Problem description:
How many lines in this material include the string "Bendición"? Answer with the number and nothing further.

Extracted records:
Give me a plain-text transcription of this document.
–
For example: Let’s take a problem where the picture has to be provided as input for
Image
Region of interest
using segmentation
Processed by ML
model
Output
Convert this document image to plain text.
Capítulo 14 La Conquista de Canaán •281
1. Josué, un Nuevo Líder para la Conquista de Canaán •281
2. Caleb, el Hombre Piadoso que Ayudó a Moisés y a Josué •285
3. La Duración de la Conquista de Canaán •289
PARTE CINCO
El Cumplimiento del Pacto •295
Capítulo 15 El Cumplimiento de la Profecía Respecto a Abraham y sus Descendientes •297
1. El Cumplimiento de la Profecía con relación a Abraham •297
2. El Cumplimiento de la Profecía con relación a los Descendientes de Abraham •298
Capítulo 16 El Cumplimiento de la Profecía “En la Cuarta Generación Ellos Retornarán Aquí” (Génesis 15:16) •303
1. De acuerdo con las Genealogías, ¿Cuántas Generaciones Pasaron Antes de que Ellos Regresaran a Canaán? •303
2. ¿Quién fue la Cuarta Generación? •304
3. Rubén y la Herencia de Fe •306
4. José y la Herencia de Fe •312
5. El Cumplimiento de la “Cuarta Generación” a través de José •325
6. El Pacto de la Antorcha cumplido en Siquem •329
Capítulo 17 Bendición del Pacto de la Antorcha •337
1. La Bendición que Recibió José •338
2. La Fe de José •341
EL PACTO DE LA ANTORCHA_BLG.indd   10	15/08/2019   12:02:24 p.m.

Full output:
2